> Source document:
Isolation is a 2005 Irish science fiction horror film directed and written by Billy O'Brien and produced by Film Four and Lions Gate Film Studios. The film was released direct to DVD on 26 June 2007.

Plot 

Dan Reilly, who owns a failing farm in rural Ireland, is being paid by a bio-genetics firm to assist in some experiments to make faster-growing cattle. The firm sends Orla, a local veterinarian, to inspect the cows and ensure the experiment is running smoothly. While performing a palpation, Orla is seemingly bitten by the unborn calf. She informs John, a genetic scientist from the firm, but he dismisses her concerns. John also informs Dan of a caravan parked near his farm and reminds him that the experiment is supposed to be kept secret from the public. Dan goes out and speaks to the inhabitants, traveller Jamie and his girlfriend Mary, and tells them they must leave by morning.

That same night, one of the cows goes into labour, but Dan is unable to pull the calf out. Desperate, he goes back to the caravan and asks Jamie for help. Together, they successfully birth the calf. When Dan inspects the calf, it bites him. As thanks for their help, Dan allows Jamie and Mary, who are on the run from her brothers who disapprove of her relationship with a traveller, to stay on his farm.

The next day, Orla returns to inspect the calf and Dan tells her that it bit him. She inspects its mouth and is shocked to find it has fangs. When Orla decides to terminate the calf, its mother aggressively comes to its defence and she is forced to kill them both. She performs a necropsy on the calf and discovers that it was somehow pregnant. She finds six foetuses, all of which are extremely deformed and have their skeletons growing outside their bodies. Dan and Orla argue and fail to notice when one of the foetuses escapes.

> Data extract:
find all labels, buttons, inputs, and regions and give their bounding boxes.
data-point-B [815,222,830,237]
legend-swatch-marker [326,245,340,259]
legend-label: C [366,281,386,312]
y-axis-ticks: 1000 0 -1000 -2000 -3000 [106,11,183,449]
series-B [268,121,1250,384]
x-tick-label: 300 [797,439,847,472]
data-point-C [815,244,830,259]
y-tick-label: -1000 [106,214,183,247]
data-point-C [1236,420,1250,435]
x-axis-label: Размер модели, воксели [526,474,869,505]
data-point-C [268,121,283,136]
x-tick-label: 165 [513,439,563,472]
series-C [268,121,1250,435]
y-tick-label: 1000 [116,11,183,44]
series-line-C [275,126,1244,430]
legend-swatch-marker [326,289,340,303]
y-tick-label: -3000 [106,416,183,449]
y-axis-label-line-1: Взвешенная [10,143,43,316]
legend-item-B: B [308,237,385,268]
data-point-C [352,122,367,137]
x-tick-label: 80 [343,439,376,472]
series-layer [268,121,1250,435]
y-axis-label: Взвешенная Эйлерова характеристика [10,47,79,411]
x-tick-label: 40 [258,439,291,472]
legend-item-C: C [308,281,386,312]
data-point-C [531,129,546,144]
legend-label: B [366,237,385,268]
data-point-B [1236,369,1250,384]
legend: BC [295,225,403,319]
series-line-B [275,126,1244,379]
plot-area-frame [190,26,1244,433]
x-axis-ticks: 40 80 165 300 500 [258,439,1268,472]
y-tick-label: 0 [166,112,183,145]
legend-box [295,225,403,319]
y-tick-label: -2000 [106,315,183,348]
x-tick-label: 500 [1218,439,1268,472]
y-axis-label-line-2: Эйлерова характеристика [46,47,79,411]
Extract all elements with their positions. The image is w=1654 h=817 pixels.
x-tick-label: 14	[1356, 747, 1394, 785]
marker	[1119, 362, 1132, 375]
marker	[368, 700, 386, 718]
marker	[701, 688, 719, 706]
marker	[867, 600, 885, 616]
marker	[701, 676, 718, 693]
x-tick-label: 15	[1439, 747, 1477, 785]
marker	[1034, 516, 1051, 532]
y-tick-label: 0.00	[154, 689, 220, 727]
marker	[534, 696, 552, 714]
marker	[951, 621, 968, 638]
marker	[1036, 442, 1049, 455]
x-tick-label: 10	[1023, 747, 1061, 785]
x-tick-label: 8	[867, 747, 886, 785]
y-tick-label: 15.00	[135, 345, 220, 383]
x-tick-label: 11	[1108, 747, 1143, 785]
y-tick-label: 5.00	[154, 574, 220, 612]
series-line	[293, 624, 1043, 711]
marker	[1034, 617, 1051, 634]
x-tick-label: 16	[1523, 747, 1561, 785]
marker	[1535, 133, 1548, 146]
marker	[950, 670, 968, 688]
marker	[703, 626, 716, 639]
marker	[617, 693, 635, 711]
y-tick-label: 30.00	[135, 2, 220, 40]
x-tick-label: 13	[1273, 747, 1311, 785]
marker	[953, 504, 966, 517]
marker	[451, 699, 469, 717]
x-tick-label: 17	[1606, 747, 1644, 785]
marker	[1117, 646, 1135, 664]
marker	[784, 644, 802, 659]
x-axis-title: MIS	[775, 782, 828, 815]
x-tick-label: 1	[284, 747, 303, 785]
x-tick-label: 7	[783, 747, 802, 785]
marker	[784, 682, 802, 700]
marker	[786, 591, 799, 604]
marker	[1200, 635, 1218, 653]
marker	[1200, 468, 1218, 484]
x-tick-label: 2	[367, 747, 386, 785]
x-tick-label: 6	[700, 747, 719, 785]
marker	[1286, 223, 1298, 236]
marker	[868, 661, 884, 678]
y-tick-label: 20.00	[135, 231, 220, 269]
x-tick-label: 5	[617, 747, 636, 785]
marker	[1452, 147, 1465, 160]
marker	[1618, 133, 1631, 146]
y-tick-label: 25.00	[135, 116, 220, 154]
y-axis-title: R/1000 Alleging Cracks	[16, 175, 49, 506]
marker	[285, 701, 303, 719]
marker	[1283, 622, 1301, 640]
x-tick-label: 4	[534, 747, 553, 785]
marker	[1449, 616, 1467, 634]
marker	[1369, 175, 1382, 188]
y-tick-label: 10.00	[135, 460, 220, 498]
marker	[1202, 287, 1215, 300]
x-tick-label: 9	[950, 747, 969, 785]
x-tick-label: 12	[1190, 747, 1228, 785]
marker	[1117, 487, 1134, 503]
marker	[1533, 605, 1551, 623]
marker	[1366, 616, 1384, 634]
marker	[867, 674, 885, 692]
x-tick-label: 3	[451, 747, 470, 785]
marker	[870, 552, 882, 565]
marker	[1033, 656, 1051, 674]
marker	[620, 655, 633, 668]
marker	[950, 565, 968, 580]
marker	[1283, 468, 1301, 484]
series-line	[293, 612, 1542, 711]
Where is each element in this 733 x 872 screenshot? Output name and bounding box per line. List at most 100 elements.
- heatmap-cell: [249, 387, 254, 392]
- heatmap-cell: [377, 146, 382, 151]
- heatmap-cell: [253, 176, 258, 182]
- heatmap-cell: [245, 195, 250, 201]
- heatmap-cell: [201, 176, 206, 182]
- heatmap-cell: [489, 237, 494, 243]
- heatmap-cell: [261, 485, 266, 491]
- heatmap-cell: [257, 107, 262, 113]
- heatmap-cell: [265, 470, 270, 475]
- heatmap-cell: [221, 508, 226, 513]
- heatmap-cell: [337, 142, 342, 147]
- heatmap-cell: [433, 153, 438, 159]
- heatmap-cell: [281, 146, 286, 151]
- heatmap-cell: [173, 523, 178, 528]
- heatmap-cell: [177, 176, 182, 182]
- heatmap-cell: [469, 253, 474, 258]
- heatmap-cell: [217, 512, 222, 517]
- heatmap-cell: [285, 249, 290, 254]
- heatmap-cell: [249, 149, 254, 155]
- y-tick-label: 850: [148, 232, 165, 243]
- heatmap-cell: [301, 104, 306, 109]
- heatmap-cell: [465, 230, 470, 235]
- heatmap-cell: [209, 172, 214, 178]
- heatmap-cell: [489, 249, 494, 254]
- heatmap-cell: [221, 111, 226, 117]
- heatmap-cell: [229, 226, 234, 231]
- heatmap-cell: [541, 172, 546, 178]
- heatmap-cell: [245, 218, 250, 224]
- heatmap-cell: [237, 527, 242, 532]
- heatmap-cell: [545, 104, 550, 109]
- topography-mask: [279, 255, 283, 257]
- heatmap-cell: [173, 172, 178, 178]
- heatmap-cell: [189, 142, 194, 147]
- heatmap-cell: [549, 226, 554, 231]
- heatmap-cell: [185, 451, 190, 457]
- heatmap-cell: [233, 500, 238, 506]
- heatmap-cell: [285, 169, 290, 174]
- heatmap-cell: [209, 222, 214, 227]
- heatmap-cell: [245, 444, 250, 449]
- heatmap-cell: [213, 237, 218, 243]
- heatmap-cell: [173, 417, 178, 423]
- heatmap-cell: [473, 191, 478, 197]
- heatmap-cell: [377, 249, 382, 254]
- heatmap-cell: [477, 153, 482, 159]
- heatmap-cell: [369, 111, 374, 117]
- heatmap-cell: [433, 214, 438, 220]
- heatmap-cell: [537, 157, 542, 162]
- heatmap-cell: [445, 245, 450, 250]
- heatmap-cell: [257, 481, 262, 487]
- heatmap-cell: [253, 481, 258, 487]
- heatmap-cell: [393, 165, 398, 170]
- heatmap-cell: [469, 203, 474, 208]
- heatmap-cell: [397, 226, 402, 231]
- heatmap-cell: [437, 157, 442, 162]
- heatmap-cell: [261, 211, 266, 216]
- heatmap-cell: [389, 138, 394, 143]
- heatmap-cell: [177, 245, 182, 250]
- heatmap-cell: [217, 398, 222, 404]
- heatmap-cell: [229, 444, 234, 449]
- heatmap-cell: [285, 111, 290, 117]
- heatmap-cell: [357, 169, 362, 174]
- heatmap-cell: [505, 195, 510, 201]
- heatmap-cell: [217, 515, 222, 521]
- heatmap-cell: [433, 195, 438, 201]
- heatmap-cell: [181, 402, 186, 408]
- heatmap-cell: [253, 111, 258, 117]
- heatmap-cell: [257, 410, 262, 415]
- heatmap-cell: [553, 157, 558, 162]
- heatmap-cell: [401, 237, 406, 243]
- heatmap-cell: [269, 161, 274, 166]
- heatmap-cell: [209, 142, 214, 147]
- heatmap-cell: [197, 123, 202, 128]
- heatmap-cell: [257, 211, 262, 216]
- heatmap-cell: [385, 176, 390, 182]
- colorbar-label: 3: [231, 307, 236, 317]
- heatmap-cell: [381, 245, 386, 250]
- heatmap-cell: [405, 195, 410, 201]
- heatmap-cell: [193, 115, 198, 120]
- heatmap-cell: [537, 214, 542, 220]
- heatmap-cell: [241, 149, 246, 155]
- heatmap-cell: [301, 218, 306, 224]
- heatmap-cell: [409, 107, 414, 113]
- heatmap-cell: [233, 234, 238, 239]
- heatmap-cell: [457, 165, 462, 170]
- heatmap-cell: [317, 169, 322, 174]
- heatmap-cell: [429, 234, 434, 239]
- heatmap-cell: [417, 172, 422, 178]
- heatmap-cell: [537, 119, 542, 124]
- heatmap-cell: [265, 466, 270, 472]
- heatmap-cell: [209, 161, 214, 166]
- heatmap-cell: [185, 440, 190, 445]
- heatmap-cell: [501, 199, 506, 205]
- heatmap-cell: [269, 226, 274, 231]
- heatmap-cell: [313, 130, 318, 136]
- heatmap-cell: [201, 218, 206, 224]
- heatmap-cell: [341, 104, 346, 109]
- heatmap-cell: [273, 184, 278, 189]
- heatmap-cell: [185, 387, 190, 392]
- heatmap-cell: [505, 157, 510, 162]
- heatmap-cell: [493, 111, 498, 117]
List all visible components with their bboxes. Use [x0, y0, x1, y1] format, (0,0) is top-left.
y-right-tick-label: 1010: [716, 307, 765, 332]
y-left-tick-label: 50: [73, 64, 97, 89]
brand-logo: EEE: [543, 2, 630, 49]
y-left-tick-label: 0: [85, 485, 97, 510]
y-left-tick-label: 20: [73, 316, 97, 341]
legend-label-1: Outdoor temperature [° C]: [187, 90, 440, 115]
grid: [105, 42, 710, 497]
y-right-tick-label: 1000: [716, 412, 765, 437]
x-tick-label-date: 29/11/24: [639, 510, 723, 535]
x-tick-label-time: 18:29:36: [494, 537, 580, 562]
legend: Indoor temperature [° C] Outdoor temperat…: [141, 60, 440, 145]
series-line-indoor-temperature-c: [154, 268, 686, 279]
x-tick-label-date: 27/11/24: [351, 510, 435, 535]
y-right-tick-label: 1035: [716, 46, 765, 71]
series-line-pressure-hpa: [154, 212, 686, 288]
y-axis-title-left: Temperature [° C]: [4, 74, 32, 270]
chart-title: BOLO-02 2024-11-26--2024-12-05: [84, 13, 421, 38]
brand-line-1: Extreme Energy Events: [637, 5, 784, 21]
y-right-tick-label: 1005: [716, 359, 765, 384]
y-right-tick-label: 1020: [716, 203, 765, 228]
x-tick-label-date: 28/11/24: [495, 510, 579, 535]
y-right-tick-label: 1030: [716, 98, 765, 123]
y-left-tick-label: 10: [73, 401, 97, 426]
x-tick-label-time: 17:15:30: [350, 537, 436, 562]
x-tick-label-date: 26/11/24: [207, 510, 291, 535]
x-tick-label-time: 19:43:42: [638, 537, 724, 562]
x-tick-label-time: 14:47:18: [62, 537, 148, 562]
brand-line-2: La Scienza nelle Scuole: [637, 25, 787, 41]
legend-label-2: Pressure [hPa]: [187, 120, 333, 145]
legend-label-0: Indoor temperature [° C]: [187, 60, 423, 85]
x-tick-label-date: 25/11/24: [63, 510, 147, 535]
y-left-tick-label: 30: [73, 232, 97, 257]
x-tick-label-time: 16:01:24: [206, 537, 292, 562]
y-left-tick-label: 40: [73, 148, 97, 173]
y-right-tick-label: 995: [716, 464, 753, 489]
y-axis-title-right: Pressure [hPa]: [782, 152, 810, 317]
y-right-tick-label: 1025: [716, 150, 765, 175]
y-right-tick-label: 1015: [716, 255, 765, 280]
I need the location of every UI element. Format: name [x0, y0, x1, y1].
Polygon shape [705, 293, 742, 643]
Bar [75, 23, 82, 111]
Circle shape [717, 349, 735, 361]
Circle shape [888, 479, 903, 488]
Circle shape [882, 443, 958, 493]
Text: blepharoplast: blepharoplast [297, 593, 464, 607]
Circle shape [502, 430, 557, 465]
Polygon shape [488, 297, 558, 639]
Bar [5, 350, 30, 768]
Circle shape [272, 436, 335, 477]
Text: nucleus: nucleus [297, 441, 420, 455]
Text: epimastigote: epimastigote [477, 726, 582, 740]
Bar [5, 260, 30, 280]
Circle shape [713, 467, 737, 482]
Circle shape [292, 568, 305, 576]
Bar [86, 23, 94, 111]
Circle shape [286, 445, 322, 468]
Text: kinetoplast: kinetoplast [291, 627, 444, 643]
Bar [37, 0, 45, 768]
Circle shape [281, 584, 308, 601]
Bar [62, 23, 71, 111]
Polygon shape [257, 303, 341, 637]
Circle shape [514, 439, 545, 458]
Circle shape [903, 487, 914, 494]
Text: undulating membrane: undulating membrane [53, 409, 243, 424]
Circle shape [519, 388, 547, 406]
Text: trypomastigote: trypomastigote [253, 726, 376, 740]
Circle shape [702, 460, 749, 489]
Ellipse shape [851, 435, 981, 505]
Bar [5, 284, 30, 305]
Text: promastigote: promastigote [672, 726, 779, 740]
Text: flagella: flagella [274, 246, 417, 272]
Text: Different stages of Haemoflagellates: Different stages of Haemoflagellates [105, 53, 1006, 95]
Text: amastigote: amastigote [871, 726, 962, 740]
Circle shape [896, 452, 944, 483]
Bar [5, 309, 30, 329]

> Task instructions: Render this sentence from the film summary in Spanish: "The film was released direct to DVD on 26 June 2007."

> Answer to the exercise: La película se estrenó directamente en DVD el 26 de junio de 2007.